(INSTRUCTIONS FOR THE TASK):
Tally how many lines of these entries hold the string "name". Return the number alone.

(EXTRACTED MATERIAL):
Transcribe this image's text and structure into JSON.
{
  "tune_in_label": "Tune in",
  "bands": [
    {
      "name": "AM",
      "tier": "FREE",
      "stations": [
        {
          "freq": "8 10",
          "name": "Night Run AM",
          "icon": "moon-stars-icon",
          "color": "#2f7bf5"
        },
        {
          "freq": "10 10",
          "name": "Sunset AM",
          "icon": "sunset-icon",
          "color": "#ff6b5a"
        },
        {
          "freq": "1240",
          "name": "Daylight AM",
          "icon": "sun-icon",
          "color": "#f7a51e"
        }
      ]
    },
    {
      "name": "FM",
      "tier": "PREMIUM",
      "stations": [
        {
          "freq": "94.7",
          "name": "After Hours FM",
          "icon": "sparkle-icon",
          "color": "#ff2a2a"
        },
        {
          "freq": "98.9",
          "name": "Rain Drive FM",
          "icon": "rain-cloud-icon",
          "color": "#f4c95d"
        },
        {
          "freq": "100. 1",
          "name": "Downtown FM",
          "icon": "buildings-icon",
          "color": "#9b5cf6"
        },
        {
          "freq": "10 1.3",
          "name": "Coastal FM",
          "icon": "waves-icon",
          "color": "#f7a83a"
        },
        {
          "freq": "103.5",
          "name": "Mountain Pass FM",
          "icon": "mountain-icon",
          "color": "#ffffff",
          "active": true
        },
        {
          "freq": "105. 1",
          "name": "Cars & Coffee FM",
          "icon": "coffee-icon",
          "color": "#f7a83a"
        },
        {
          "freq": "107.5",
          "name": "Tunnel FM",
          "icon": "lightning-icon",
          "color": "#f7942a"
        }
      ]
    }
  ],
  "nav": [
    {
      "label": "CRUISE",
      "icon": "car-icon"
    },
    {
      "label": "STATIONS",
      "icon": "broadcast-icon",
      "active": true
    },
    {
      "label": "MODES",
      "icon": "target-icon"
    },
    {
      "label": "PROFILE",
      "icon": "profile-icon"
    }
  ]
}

(OUTPUT OF THE TASK):
12